* [RECORDS SUPPLIED]
[start]

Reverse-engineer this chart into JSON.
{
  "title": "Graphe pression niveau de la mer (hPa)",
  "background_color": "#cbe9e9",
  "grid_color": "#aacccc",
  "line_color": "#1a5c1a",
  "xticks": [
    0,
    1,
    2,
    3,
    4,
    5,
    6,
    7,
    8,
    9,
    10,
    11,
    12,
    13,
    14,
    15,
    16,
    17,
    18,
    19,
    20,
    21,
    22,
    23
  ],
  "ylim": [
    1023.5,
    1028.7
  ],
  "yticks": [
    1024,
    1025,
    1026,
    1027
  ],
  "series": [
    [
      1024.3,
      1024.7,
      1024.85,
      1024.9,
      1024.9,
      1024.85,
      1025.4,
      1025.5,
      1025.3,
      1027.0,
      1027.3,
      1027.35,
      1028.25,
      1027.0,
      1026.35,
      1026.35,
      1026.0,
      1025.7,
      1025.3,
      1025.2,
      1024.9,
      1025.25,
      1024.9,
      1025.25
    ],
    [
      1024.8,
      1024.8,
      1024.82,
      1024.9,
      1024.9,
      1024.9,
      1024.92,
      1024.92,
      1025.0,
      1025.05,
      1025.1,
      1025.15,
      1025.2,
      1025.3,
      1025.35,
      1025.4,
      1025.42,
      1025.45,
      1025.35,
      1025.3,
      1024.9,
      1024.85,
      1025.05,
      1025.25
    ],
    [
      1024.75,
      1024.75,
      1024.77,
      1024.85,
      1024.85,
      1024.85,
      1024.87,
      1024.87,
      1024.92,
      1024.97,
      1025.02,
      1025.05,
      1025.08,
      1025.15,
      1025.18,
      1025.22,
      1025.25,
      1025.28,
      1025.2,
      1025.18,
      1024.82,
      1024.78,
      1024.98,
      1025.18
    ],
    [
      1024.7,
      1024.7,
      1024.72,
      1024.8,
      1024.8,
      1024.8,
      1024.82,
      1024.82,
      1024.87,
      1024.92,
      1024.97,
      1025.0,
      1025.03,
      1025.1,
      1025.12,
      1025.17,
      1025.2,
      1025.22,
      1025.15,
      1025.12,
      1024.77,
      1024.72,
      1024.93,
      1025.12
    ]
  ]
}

[end]

* [GOAL] Word for word, extract all the records.

* [ANSWER]
Reverse-engineer this chart into JSON.
{
  "title": "Graphe pression niveau de la mer (hPa)",
  "background_color": "#cbe9e9",
  "grid_color": "#aacccc",
  "line_color": "#1a5c1a",
  "xticks": [
    0,
    1,
    2,
    3,
    4,
    5,
    6,
    7,
    8,
    9,
    10,
    11,
    12,
    13,
    14,
    15,
    16,
    17,
    18,
    19,
    20,
    21,
    22,
    23
  ],
  "ylim": [
    1023.5,
    1028.7
  ],
  "yticks": [
    1024,
    1025,
    1026,
    1027
  ],
  "series": [
    [
      1024.3,
      1024.7,
      1024.85,
      1024.9,
      1024.9,
      1024.85,
      1025.4,
      1025.5,
      1025.3,
      1027.0,
      1027.3,
      1027.35,
      1028.25,
      1027.0,
      1026.35,
      1026.35,
      1026.0,
      1025.7,
      1025.3,
      1025.2,
      1024.9,
      1025.25,
      1024.9,
      1025.25
    ],
    [
      1024.8,
      1024.8,
      1024.82,
      1024.9,
      1024.9,
      1024.9,
      1024.92,
      1024.92,
      1025.0,
      1025.05,
      1025.1,
      1025.15,
      1025.2,
      1025.3,
      1025.35,
      1025.4,
      1025.42,
      1025.45,
      1025.35,
      1025.3,
      1024.9,
      1024.85,
      1025.05,
      1025.25
    ],
    [
      1024.75,
      1024.75,
      1024.77,
      1024.85,
      1024.85,
      1024.85,
      1024.87,
      1024.87,
      1024.92,
      1024.97,
      1025.02,
      1025.05,
      1025.08,
      1025.15,
      1025.18,
      1025.22,
      1025.25,
      1025.28,
      1025.2,
      1025.18,
      1024.82,
      1024.78,
      1024.98,
      1025.18
    ],
    [
      1024.7,
      1024.7,
      1024.72,
      1024.8,
      1024.8,
      1024.8,
      1024.82,
      1024.82,
      1024.87,
      1024.92,
      1024.97,
      1025.0,
      1025.03,
      1025.1,
      1025.12,
      1025.17,
      1025.2,
      1025.22,
      1025.15,
      1025.12,
      1024.77,
      1024.72,
      1024.93,
      1025.12
    ]
  ]
}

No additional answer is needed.